Problem description: Print the listing as it stands, omitting all images.

Data items

>> start

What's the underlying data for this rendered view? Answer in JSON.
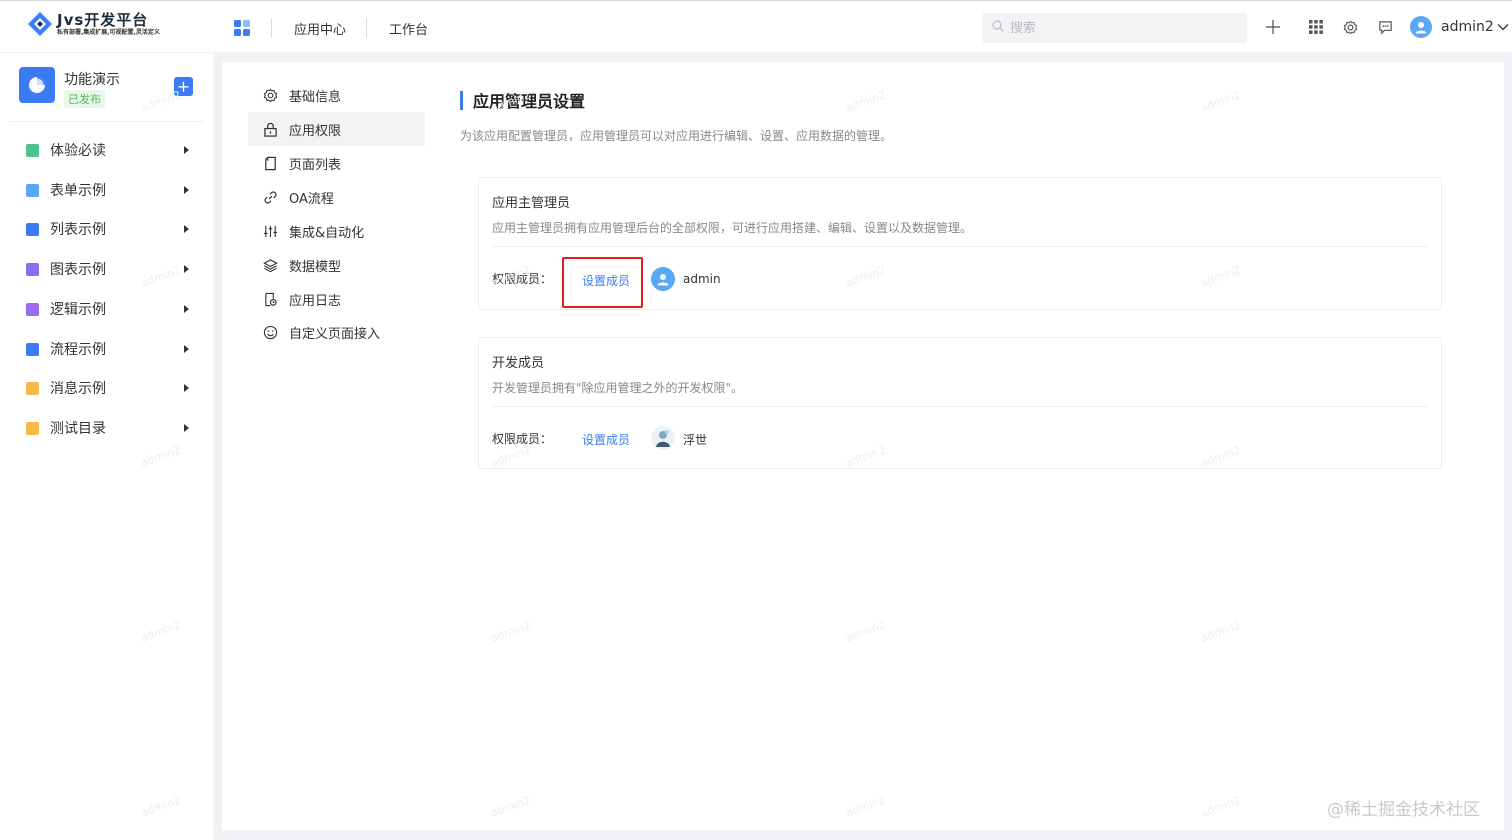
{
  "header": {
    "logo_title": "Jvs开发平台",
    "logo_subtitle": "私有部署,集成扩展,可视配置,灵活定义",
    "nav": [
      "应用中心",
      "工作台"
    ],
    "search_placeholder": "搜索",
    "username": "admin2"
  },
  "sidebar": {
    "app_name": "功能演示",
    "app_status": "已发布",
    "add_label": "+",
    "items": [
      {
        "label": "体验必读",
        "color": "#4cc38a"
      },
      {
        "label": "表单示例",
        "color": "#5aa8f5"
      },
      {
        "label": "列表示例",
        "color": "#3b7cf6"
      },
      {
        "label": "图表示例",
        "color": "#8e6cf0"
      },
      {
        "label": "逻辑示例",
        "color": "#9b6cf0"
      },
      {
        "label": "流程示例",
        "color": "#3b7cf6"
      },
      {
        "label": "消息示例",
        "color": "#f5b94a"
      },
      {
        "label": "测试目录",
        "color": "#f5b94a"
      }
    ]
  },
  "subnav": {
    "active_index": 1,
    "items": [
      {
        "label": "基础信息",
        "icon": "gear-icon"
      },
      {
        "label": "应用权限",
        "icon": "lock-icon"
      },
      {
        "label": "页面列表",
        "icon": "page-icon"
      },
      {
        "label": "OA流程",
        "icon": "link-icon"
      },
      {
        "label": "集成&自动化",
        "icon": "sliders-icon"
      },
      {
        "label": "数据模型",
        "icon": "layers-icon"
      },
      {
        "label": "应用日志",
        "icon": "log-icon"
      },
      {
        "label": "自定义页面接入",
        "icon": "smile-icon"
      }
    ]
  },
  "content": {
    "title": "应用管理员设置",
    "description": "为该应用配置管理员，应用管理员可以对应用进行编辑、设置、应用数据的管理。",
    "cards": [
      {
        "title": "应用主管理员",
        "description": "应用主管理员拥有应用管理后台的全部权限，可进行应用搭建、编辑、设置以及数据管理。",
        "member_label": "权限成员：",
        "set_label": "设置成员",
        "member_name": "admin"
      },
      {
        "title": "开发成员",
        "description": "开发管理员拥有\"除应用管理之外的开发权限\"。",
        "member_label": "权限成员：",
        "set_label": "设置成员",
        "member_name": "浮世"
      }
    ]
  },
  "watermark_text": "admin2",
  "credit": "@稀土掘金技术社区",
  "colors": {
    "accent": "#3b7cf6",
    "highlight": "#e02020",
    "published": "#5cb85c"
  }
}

>> end

Answer to the problem:
What's the underlying data for this rendered view? Answer in JSON.
{
  "header": {
    "logo_title": "Jvs开发平台",
    "logo_subtitle": "私有部署,集成扩展,可视配置,灵活定义",
    "nav": [
      "应用中心",
      "工作台"
    ],
    "search_placeholder": "搜索",
    "username": "admin2"
  },
  "sidebar": {
    "app_name": "功能演示",
    "app_status": "已发布",
    "add_label": "+",
    "items": [
      {
        "label": "体验必读",
        "color": "#4cc38a"
      },
      {
        "label": "表单示例",
        "color": "#5aa8f5"
      },
      {
        "label": "列表示例",
        "color": "#3b7cf6"
      },
      {
        "label": "图表示例",
        "color": "#8e6cf0"
      },
      {
        "label": "逻辑示例",
        "color": "#9b6cf0"
      },
      {
        "label": "流程示例",
        "color": "#3b7cf6"
      },
      {
        "label": "消息示例",
        "color": "#f5b94a"
      },
      {
        "label": "测试目录",
        "color": "#f5b94a"
      }
    ]
  },
  "subnav": {
    "active_index": 1,
    "items": [
      {
        "label": "基础信息",
        "icon": "gear-icon"
      },
      {
        "label": "应用权限",
        "icon": "lock-icon"
      },
      {
        "label": "页面列表",
        "icon": "page-icon"
      },
      {
        "label": "OA流程",
        "icon": "link-icon"
      },
      {
        "label": "集成&自动化",
        "icon": "sliders-icon"
      },
      {
        "label": "数据模型",
        "icon": "layers-icon"
      },
      {
        "label": "应用日志",
        "icon": "log-icon"
      },
      {
        "label": "自定义页面接入",
        "icon": "smile-icon"
      }
    ]
  },
  "content": {
    "title": "应用管理员设置",
    "description": "为该应用配置管理员，应用管理员可以对应用进行编辑、设置、应用数据的管理。",
    "cards": [
      {
        "title": "应用主管理员",
        "description": "应用主管理员拥有应用管理后台的全部权限，可进行应用搭建、编辑、设置以及数据管理。",
        "member_label": "权限成员：",
        "set_label": "设置成员",
        "member_name": "admin"
      },
      {
        "title": "开发成员",
        "description": "开发管理员拥有\"除应用管理之外的开发权限\"。",
        "member_label": "权限成员：",
        "set_label": "设置成员",
        "member_name": "浮世"
      }
    ]
  },
  "watermark_text": "admin2",
  "credit": "@稀土掘金技术社区",
  "colors": {
    "accent": "#3b7cf6",
    "highlight": "#e02020",
    "published": "#5cb85c"
  }
}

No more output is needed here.